Exercise objective: Keep the pictures out of the copy and repeat the records exactly.
START Data entries
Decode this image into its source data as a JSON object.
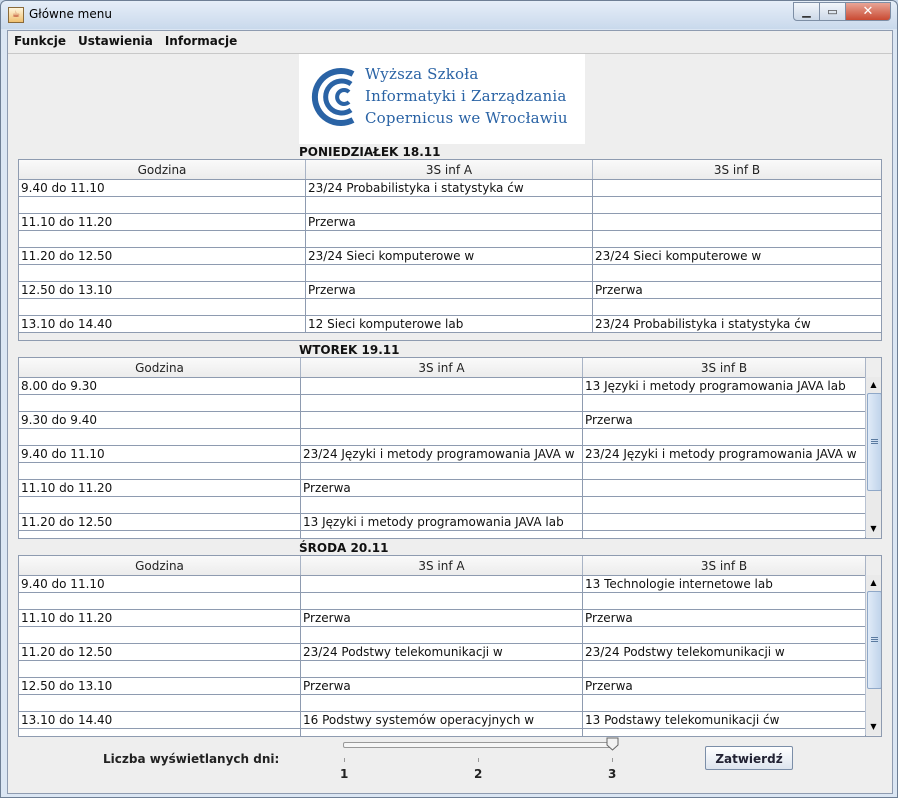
{
  "window": {
    "title": "Główne menu",
    "app_icon": "java-cup-icon"
  },
  "menubar": {
    "items": [
      "Funkcje",
      "Ustawienia",
      "Informacje"
    ]
  },
  "logo": {
    "lines": [
      "Wyższa Szkoła",
      "Informatyki i Zarządzania",
      "Copernicus we Wrocławiu"
    ],
    "color": "#2a63a5"
  },
  "days": [
    {
      "title": "PONIEDZIAŁEK 18.11",
      "headers": [
        "Godzina",
        "3S inf A",
        "3S inf B"
      ],
      "rows": [
        [
          "9.40 do 11.10",
          "23/24 Probabilistyka i statystyka ćw",
          ""
        ],
        [
          "",
          "",
          ""
        ],
        [
          "11.10 do 11.20",
          "Przerwa",
          ""
        ],
        [
          "",
          "",
          ""
        ],
        [
          "11.20 do 12.50",
          "23/24 Sieci komputerowe w",
          "23/24 Sieci komputerowe w"
        ],
        [
          "",
          "",
          ""
        ],
        [
          "12.50 do 13.10",
          "Przerwa",
          "Przerwa"
        ],
        [
          "",
          "",
          ""
        ],
        [
          "13.10 do 14.40",
          " 12 Sieci komputerowe lab",
          "23/24 Probabilistyka i statystyka ćw"
        ]
      ]
    },
    {
      "title": "WTOREK 19.11",
      "headers": [
        "Godzina",
        "3S inf A",
        "3S inf B"
      ],
      "rows": [
        [
          "8.00 do 9.30",
          "",
          "13 Języki i metody programowania JAVA lab"
        ],
        [
          "",
          "",
          ""
        ],
        [
          "9.30 do 9.40",
          "",
          "Przerwa"
        ],
        [
          "",
          "",
          ""
        ],
        [
          "9.40 do 11.10",
          "23/24 Języki i metody programowania JAVA w",
          "23/24 Języki i metody programowania JAVA w"
        ],
        [
          "",
          "",
          ""
        ],
        [
          "11.10 do 11.20",
          "Przerwa",
          ""
        ],
        [
          "",
          "",
          ""
        ],
        [
          "11.20 do 12.50",
          "13 Języki i metody programowania JAVA lab",
          ""
        ],
        [
          "",
          "",
          ""
        ]
      ]
    },
    {
      "title": "ŚRODA 20.11",
      "headers": [
        "Godzina",
        "3S inf A",
        "3S inf B"
      ],
      "rows": [
        [
          "9.40 do 11.10",
          "",
          " 13 Technologie internetowe lab"
        ],
        [
          "",
          "",
          ""
        ],
        [
          "11.10 do 11.20",
          "Przerwa",
          "Przerwa"
        ],
        [
          "",
          "",
          ""
        ],
        [
          "11.20 do 12.50",
          "23/24 Podstwy telekomunikacji w",
          "23/24 Podstwy telekomunikacji w"
        ],
        [
          "",
          "",
          ""
        ],
        [
          "12.50 do 13.10",
          "Przerwa",
          "Przerwa"
        ],
        [
          "",
          "",
          ""
        ],
        [
          "13.10 do 14.40",
          "16 Podstwy systemów operacyjnych w",
          "13 Podstawy telekomunikacji ćw"
        ],
        [
          "",
          "",
          ""
        ]
      ]
    }
  ],
  "footer": {
    "days_label": "Liczba wyświetlanych dni:",
    "slider": {
      "min": 1,
      "max": 3,
      "value": 3,
      "ticks": [
        "1",
        "2",
        "3"
      ]
    },
    "confirm_label": "Zatwierdź"
  }
}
END Data entries
Full solution:
Decode this image into its source data as a JSON object.
{
  "window": {
    "title": "Główne menu",
    "app_icon": "java-cup-icon"
  },
  "menubar": {
    "items": [
      "Funkcje",
      "Ustawienia",
      "Informacje"
    ]
  },
  "logo": {
    "lines": [
      "Wyższa Szkoła",
      "Informatyki i Zarządzania",
      "Copernicus we Wrocławiu"
    ],
    "color": "#2a63a5"
  },
  "days": [
    {
      "title": "PONIEDZIAŁEK 18.11",
      "headers": [
        "Godzina",
        "3S inf A",
        "3S inf B"
      ],
      "rows": [
        [
          "9.40 do 11.10",
          "23/24 Probabilistyka i statystyka ćw",
          ""
        ],
        [
          "",
          "",
          ""
        ],
        [
          "11.10 do 11.20",
          "Przerwa",
          ""
        ],
        [
          "",
          "",
          ""
        ],
        [
          "11.20 do 12.50",
          "23/24 Sieci komputerowe w",
          "23/24 Sieci komputerowe w"
        ],
        [
          "",
          "",
          ""
        ],
        [
          "12.50 do 13.10",
          "Przerwa",
          "Przerwa"
        ],
        [
          "",
          "",
          ""
        ],
        [
          "13.10 do 14.40",
          " 12 Sieci komputerowe lab",
          "23/24 Probabilistyka i statystyka ćw"
        ]
      ]
    },
    {
      "title": "WTOREK 19.11",
      "headers": [
        "Godzina",
        "3S inf A",
        "3S inf B"
      ],
      "rows": [
        [
          "8.00 do 9.30",
          "",
          "13 Języki i metody programowania JAVA lab"
        ],
        [
          "",
          "",
          ""
        ],
        [
          "9.30 do 9.40",
          "",
          "Przerwa"
        ],
        [
          "",
          "",
          ""
        ],
        [
          "9.40 do 11.10",
          "23/24 Języki i metody programowania JAVA w",
          "23/24 Języki i metody programowania JAVA w"
        ],
        [
          "",
          "",
          ""
        ],
        [
          "11.10 do 11.20",
          "Przerwa",
          ""
        ],
        [
          "",
          "",
          ""
        ],
        [
          "11.20 do 12.50",
          "13 Języki i metody programowania JAVA lab",
          ""
        ],
        [
          "",
          "",
          ""
        ]
      ]
    },
    {
      "title": "ŚRODA 20.11",
      "headers": [
        "Godzina",
        "3S inf A",
        "3S inf B"
      ],
      "rows": [
        [
          "9.40 do 11.10",
          "",
          " 13 Technologie internetowe lab"
        ],
        [
          "",
          "",
          ""
        ],
        [
          "11.10 do 11.20",
          "Przerwa",
          "Przerwa"
        ],
        [
          "",
          "",
          ""
        ],
        [
          "11.20 do 12.50",
          "23/24 Podstwy telekomunikacji w",
          "23/24 Podstwy telekomunikacji w"
        ],
        [
          "",
          "",
          ""
        ],
        [
          "12.50 do 13.10",
          "Przerwa",
          "Przerwa"
        ],
        [
          "",
          "",
          ""
        ],
        [
          "13.10 do 14.40",
          "16 Podstwy systemów operacyjnych w",
          "13 Podstawy telekomunikacji ćw"
        ],
        [
          "",
          "",
          ""
        ]
      ]
    }
  ],
  "footer": {
    "days_label": "Liczba wyświetlanych dni:",
    "slider": {
      "min": 1,
      "max": 3,
      "value": 3,
      "ticks": [
        "1",
        "2",
        "3"
      ]
    },
    "confirm_label": "Zatwierdź"
  }
}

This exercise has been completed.